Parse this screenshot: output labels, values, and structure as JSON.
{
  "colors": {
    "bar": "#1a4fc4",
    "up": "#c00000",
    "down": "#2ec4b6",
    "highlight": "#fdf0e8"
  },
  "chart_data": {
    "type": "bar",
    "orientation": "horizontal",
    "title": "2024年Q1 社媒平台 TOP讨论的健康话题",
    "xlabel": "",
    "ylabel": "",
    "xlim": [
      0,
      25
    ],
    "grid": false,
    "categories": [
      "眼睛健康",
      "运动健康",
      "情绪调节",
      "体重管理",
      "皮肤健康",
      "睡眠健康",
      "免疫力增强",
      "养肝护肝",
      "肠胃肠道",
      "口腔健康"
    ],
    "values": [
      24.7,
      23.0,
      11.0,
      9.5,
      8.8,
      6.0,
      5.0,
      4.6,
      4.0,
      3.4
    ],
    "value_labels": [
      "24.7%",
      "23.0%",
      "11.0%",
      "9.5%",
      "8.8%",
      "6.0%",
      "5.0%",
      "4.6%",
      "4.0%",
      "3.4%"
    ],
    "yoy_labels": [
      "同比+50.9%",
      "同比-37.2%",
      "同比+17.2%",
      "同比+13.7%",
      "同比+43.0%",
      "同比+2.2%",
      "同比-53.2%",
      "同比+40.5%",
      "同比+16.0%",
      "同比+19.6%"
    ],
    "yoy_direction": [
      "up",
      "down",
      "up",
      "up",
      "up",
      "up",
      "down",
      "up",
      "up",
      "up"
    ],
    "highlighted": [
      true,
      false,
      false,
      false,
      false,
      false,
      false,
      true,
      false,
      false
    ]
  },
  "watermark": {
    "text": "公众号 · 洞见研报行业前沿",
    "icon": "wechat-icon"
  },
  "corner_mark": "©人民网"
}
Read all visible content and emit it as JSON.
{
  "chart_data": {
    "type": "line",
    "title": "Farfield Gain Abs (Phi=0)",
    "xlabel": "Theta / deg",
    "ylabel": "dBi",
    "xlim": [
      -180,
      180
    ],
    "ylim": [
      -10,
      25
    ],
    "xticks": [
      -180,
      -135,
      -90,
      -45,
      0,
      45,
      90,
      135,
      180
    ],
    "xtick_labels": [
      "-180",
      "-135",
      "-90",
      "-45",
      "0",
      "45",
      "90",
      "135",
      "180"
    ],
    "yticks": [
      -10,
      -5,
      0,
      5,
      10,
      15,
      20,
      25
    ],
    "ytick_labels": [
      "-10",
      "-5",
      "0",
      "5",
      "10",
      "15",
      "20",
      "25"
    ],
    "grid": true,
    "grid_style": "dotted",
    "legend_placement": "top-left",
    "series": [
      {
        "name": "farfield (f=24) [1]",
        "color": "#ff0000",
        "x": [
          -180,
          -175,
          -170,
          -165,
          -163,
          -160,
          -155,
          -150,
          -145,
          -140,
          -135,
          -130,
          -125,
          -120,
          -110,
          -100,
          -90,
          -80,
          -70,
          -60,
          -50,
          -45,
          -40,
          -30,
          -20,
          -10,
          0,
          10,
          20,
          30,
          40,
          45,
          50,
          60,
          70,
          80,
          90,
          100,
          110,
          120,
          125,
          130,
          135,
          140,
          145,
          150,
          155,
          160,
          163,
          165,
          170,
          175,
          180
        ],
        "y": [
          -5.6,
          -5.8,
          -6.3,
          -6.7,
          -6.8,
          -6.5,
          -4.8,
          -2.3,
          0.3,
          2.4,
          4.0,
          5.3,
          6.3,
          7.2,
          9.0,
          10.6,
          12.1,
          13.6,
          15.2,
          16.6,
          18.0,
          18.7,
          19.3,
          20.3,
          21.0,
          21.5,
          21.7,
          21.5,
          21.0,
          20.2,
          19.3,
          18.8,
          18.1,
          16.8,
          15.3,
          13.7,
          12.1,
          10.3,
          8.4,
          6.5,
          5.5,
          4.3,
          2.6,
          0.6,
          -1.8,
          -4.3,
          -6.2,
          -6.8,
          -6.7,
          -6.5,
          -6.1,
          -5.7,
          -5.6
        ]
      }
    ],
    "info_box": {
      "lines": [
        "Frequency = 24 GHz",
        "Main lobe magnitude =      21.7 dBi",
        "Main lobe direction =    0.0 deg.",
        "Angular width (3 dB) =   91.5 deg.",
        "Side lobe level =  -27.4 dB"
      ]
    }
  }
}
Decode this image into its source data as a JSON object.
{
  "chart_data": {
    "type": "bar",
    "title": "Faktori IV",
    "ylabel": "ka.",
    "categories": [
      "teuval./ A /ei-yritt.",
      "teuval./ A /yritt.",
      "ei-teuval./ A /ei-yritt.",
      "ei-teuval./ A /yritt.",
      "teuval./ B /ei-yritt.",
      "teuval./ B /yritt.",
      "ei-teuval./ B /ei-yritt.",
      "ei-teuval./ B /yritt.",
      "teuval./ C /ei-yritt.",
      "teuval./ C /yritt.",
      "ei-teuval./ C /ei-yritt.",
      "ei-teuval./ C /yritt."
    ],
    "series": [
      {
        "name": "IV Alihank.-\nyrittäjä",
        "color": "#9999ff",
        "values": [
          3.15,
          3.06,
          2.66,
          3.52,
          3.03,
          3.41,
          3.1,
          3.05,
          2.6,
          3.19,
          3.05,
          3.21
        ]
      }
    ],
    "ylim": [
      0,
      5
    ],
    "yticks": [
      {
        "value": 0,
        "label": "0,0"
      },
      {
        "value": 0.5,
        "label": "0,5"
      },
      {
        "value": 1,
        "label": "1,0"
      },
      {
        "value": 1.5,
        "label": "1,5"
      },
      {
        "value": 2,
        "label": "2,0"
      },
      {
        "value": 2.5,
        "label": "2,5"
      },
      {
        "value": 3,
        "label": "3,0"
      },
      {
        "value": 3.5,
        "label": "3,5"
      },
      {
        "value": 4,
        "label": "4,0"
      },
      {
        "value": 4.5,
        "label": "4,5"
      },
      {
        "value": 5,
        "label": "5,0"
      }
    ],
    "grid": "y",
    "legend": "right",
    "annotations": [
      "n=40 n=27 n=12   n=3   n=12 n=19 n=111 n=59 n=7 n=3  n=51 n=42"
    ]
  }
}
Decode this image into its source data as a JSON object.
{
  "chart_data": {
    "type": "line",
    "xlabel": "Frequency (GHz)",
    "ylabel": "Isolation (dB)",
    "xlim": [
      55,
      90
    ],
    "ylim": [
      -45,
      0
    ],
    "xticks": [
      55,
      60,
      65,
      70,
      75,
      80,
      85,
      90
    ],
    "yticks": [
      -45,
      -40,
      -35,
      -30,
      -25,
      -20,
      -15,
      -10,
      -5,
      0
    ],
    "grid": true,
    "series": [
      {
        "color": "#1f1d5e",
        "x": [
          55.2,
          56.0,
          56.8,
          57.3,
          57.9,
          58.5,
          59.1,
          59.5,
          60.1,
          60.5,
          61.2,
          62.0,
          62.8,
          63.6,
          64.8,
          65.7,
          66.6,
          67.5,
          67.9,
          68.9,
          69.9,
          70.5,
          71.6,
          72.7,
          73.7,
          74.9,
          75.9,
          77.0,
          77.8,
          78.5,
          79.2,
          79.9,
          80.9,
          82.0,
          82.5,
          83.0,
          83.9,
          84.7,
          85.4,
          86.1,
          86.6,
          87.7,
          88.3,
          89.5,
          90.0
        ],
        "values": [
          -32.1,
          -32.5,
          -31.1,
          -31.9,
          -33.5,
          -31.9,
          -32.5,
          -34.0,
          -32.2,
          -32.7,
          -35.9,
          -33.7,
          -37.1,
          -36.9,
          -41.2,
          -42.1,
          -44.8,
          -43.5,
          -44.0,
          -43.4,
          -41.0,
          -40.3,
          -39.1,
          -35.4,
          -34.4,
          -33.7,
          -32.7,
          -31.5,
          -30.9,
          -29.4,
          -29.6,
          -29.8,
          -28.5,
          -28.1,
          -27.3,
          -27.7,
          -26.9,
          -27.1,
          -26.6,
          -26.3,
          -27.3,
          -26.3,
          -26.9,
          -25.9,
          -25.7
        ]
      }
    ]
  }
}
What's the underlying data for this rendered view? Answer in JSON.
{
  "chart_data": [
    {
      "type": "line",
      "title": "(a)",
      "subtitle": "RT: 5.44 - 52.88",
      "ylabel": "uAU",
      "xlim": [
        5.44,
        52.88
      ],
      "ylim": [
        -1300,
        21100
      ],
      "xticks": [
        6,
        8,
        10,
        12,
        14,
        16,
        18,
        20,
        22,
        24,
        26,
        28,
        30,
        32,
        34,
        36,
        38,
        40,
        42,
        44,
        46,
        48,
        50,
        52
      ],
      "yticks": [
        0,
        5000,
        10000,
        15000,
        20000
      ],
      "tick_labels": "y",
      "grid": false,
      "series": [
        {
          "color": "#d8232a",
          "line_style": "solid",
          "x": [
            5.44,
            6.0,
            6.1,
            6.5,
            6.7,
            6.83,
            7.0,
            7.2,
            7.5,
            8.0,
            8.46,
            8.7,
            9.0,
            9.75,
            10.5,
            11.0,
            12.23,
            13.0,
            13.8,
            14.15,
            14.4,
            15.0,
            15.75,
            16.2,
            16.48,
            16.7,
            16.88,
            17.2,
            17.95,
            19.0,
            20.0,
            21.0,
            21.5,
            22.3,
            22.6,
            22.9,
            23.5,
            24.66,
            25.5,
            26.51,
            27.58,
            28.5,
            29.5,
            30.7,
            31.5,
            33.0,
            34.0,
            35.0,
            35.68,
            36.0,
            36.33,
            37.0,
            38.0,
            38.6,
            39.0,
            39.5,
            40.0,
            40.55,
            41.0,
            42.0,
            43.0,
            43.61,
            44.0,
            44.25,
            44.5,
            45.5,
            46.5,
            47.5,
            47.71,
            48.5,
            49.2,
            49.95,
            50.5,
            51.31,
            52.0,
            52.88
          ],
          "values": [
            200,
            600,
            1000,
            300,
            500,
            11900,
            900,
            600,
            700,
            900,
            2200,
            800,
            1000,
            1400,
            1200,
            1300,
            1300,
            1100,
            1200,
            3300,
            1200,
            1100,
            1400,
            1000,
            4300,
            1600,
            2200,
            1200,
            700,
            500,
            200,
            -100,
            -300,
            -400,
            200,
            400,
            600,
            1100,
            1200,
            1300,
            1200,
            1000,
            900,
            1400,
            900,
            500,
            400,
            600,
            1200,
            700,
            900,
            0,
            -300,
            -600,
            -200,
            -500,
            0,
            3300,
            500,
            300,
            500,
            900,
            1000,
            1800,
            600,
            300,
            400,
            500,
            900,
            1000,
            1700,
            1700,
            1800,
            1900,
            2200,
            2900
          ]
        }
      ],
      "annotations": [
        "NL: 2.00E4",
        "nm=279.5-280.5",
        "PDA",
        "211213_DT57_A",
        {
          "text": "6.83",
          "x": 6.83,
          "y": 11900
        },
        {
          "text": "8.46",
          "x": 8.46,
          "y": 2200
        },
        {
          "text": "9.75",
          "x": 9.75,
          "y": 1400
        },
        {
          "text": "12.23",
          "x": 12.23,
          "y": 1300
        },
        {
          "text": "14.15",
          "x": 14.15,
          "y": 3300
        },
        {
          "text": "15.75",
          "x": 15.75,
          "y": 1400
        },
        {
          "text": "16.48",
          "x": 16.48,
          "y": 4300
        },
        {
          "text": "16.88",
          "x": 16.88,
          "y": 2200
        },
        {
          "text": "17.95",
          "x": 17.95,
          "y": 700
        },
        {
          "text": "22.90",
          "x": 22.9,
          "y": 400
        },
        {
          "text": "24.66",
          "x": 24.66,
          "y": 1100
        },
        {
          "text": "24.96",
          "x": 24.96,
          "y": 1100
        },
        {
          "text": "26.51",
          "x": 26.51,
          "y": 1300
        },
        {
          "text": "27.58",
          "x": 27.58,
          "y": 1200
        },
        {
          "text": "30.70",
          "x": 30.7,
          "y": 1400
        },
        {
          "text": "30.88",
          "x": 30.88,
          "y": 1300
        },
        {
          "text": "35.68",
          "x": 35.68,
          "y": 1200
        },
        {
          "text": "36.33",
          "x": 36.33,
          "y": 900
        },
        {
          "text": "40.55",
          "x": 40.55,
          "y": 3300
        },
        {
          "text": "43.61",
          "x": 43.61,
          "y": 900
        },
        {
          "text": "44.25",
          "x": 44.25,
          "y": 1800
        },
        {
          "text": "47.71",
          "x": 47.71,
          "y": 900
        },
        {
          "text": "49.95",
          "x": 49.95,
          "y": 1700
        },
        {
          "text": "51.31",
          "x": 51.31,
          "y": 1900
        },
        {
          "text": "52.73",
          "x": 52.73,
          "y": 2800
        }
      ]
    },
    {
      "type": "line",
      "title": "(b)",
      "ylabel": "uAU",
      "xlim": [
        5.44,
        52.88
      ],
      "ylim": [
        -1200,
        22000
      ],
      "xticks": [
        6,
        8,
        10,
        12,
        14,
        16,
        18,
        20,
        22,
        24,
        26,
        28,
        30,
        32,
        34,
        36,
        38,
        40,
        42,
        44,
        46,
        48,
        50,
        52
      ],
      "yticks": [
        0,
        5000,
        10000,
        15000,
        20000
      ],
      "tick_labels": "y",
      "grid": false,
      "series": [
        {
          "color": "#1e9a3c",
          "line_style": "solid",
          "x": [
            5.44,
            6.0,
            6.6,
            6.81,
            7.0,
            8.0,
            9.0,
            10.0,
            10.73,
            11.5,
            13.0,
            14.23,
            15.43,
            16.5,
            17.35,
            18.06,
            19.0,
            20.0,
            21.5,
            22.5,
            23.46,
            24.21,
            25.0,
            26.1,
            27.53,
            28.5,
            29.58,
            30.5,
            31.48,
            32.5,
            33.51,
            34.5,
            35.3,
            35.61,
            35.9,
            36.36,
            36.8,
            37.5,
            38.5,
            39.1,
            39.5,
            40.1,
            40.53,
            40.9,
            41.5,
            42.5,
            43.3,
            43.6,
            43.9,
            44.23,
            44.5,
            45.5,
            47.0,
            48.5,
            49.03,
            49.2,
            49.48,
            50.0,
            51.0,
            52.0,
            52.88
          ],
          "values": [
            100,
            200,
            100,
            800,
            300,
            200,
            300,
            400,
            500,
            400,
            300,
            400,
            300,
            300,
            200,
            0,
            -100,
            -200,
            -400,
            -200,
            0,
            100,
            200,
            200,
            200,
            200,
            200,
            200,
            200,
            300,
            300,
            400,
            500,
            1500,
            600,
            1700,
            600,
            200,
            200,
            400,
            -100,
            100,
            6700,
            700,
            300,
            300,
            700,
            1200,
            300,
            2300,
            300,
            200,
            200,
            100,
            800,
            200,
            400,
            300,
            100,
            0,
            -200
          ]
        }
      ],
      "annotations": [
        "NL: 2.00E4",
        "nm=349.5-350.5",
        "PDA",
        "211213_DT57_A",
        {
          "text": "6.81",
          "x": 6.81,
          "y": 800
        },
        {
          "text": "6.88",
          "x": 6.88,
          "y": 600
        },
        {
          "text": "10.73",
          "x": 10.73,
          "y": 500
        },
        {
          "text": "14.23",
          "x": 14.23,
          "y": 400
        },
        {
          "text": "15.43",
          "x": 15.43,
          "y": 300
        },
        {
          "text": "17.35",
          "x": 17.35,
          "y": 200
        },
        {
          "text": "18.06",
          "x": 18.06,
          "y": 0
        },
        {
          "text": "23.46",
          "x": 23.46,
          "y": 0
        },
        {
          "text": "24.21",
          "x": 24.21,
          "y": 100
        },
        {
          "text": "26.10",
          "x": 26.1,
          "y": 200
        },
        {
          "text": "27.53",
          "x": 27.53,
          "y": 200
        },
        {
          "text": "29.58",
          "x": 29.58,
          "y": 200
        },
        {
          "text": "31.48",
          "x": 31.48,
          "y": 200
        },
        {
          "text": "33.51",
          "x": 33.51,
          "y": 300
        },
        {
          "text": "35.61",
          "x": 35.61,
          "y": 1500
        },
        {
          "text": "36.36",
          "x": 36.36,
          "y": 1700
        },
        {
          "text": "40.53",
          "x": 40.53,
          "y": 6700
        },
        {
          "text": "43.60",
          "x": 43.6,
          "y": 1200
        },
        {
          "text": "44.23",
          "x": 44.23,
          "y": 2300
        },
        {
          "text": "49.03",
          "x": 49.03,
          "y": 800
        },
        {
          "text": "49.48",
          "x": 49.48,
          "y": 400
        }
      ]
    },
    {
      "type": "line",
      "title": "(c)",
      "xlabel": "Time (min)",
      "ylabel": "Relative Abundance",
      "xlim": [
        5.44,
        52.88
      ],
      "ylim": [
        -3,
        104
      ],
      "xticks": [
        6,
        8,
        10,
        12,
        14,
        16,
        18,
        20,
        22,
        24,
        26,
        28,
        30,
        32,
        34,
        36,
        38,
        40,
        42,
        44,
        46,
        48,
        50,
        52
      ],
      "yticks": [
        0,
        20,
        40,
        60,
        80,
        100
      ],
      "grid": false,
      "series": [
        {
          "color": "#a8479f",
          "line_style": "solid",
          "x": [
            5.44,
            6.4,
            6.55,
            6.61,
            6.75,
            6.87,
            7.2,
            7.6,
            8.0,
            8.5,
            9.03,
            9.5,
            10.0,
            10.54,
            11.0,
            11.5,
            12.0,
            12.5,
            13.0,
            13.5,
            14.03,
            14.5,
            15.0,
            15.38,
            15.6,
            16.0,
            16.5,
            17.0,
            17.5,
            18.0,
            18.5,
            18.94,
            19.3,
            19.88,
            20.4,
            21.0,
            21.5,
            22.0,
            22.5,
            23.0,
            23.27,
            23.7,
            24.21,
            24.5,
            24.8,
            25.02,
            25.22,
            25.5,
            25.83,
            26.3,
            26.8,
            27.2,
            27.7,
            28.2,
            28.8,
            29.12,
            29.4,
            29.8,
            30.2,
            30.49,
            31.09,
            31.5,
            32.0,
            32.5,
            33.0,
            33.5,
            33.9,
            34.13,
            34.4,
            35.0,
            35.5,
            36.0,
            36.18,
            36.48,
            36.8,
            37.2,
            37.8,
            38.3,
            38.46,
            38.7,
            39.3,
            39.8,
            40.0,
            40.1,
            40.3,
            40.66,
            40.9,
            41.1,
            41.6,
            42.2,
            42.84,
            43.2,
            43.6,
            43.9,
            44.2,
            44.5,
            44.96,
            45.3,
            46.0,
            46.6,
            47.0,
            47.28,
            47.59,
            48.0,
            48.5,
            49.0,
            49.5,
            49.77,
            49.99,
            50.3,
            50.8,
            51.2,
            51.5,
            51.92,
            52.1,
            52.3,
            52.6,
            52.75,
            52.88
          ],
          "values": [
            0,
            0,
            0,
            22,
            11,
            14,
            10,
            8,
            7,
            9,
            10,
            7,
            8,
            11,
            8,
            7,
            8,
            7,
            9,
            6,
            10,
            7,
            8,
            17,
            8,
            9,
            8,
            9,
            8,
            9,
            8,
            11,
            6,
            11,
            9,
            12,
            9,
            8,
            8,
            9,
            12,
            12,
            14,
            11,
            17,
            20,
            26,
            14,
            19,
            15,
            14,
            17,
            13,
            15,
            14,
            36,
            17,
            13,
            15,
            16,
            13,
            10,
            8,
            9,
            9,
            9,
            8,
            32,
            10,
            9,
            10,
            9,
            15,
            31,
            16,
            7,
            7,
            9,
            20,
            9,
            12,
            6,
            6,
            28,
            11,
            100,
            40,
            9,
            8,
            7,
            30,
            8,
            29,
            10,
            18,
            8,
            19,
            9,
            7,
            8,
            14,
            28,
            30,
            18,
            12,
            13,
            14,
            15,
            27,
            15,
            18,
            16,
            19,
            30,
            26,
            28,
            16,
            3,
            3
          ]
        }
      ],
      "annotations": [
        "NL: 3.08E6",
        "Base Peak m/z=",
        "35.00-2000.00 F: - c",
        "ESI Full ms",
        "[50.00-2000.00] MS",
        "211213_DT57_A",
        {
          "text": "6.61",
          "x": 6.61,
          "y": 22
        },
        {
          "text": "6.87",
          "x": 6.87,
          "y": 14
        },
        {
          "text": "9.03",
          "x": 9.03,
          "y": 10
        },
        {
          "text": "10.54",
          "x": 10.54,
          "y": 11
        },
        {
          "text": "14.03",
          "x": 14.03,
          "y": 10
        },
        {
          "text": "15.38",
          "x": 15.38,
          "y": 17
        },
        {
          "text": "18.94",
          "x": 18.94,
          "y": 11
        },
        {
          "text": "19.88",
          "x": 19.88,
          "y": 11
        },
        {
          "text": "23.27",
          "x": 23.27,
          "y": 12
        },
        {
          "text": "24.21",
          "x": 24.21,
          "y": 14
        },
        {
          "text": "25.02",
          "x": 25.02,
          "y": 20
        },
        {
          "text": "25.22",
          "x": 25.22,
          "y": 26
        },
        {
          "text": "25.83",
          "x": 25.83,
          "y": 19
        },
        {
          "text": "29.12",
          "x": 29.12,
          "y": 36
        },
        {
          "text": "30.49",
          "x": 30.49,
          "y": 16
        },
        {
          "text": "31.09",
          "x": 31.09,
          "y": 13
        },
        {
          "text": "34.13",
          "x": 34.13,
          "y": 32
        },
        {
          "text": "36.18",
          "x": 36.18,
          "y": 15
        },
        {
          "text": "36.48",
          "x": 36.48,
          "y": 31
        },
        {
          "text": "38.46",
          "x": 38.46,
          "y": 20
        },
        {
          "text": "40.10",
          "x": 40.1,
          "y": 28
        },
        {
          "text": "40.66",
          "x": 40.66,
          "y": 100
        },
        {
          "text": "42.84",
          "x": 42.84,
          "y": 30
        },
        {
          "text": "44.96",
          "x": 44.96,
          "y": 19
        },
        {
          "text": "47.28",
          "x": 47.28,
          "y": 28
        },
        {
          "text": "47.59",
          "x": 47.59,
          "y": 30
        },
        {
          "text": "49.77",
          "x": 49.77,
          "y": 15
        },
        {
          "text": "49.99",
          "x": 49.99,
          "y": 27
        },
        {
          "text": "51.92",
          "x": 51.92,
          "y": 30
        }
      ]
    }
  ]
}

────────────────────────────────────────

■ WORK TO COMPLETE
In the entries above, find every line with the word "ylabel" and list it.

■ PROBLEM SOLUTION
    "ylabel": "",
    "ylabel": "dBi",
    "ylabel": "ka.",
    "ylabel": "Isolation (dB)",
      "ylabel": "uAU",
      "ylabel": "uAU",
      "ylabel": "Relative Abundance",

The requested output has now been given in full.